Please give the listing again in its entirety, exactly as written.

DATA SHOWN start

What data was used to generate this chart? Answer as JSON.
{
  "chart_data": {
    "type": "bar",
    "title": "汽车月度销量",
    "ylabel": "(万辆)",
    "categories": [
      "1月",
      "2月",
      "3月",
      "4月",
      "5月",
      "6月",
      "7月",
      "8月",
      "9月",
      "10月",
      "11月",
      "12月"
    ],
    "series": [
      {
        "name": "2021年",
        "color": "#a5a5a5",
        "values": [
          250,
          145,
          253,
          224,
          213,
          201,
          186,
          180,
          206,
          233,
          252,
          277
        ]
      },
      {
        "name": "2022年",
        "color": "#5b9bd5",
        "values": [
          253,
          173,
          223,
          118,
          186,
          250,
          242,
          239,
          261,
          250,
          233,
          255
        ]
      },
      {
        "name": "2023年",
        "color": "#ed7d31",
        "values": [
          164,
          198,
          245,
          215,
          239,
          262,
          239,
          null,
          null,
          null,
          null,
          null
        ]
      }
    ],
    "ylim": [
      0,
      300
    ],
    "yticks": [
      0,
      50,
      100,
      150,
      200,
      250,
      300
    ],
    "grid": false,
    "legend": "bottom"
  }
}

DATA SHOWN end

THE RESULT –
What data was used to generate this chart? Answer as JSON.
{
  "chart_data": {
    "type": "bar",
    "title": "汽车月度销量",
    "ylabel": "(万辆)",
    "categories": [
      "1月",
      "2月",
      "3月",
      "4月",
      "5月",
      "6月",
      "7月",
      "8月",
      "9月",
      "10月",
      "11月",
      "12月"
    ],
    "series": [
      {
        "name": "2021年",
        "color": "#a5a5a5",
        "values": [
          250,
          145,
          253,
          224,
          213,
          201,
          186,
          180,
          206,
          233,
          252,
          277
        ]
      },
      {
        "name": "2022年",
        "color": "#5b9bd5",
        "values": [
          253,
          173,
          223,
          118,
          186,
          250,
          242,
          239,
          261,
          250,
          233,
          255
        ]
      },
      {
        "name": "2023年",
        "color": "#ed7d31",
        "values": [
          164,
          198,
          245,
          215,
          239,
          262,
          239,
          null,
          null,
          null,
          null,
          null
        ]
      }
    ],
    "ylim": [
      0,
      300
    ],
    "yticks": [
      0,
      50,
      100,
      150,
      200,
      250,
      300
    ],
    "grid": false,
    "legend": "bottom"
  }
}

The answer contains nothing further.